Input data
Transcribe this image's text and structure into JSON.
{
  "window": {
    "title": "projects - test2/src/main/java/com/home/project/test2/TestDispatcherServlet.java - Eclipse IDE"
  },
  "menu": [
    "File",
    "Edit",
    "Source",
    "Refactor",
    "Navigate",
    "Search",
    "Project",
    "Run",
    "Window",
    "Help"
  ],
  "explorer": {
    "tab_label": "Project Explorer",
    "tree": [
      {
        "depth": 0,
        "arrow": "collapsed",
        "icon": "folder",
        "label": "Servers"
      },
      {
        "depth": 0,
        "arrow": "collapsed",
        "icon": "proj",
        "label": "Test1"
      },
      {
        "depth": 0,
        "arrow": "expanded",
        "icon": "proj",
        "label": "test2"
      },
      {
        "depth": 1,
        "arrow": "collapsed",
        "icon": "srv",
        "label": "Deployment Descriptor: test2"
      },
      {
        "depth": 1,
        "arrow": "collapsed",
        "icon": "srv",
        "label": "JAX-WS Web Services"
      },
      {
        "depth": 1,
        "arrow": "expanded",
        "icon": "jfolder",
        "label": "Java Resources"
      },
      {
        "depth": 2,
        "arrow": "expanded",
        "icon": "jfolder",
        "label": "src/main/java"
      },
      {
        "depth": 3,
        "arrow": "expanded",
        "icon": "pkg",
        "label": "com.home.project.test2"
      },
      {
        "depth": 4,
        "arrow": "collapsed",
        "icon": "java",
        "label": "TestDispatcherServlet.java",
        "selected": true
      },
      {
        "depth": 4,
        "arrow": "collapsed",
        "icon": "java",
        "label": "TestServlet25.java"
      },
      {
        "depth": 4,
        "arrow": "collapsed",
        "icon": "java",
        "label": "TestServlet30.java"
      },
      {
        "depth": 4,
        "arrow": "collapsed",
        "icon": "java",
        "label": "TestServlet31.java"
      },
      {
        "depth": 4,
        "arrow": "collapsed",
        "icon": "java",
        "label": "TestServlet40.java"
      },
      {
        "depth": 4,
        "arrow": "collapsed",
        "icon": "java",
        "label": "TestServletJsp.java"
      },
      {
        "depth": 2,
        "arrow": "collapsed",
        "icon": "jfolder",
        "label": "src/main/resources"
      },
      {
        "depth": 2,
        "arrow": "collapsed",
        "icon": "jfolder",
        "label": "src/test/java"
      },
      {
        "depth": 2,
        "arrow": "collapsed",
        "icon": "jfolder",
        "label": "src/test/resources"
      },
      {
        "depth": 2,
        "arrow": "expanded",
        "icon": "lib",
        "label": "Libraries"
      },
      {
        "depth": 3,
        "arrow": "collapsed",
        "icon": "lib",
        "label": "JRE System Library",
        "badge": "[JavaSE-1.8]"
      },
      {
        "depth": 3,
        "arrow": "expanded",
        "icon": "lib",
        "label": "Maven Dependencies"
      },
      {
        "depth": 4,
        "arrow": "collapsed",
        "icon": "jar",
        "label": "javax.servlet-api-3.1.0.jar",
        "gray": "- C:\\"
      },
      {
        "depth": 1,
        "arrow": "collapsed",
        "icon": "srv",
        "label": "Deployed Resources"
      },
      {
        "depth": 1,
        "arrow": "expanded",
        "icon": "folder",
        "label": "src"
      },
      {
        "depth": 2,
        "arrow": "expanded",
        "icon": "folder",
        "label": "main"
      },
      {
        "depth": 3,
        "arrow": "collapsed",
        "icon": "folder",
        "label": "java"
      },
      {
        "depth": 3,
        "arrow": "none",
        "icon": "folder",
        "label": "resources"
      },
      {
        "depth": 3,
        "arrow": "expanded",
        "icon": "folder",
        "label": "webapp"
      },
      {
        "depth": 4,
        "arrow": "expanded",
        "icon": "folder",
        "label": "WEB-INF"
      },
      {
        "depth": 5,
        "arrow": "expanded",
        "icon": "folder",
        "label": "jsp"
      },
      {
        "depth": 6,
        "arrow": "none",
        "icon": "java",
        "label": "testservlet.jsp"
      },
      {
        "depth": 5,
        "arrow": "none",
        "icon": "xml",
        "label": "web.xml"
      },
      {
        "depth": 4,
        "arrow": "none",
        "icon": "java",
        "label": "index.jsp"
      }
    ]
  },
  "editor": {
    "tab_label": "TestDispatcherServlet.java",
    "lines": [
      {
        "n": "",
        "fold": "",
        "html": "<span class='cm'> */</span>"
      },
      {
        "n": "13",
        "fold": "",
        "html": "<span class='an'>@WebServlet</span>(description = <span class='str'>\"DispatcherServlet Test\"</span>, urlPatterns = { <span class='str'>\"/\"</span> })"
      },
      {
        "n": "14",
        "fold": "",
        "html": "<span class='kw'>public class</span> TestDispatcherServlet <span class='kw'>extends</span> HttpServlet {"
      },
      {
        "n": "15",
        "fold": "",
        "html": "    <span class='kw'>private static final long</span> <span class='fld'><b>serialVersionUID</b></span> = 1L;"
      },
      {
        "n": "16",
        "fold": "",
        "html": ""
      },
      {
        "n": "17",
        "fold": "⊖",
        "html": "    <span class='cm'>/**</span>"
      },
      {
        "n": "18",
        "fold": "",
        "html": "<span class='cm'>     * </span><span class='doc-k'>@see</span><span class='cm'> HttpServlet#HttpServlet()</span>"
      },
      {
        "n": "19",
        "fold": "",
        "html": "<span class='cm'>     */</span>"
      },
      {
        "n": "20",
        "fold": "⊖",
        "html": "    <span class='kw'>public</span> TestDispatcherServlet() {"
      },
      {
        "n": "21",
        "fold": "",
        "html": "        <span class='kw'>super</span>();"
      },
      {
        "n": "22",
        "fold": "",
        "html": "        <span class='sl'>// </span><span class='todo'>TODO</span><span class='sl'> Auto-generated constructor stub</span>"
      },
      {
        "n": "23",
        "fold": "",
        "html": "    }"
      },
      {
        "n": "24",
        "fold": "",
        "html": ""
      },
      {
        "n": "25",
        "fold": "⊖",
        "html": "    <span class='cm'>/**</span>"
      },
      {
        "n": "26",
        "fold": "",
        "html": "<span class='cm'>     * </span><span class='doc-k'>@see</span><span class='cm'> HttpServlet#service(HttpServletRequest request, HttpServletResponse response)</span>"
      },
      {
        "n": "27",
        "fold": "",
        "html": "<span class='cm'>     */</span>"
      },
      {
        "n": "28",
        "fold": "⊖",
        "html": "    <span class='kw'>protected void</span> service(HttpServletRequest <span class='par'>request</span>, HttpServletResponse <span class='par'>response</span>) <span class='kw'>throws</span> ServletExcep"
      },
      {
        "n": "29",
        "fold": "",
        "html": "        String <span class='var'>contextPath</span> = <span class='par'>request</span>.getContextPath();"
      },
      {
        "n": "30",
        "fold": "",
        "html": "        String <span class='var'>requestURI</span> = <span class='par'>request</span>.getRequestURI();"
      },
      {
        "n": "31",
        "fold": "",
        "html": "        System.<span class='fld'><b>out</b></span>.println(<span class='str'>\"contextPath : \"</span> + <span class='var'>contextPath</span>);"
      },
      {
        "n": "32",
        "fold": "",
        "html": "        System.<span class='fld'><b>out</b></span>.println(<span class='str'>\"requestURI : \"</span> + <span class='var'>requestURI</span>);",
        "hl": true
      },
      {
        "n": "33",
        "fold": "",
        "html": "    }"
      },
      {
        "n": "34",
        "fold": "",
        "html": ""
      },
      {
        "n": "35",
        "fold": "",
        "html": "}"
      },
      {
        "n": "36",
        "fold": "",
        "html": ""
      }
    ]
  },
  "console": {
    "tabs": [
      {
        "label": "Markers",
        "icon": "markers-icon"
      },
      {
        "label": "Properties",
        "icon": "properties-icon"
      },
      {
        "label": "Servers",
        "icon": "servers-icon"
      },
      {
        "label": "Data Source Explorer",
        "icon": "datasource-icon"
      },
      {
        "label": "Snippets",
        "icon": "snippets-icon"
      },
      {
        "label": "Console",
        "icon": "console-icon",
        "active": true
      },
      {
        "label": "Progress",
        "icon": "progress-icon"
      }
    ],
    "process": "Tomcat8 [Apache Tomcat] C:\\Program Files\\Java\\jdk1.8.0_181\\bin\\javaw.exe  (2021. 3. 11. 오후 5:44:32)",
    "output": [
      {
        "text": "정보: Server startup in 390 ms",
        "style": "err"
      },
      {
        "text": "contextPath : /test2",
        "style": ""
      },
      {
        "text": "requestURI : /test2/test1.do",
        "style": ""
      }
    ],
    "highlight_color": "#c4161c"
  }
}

Exercise aim
Search the lines for the word "TestDispatcherServlet" and report how many contain it, by number only.

Exercise response
5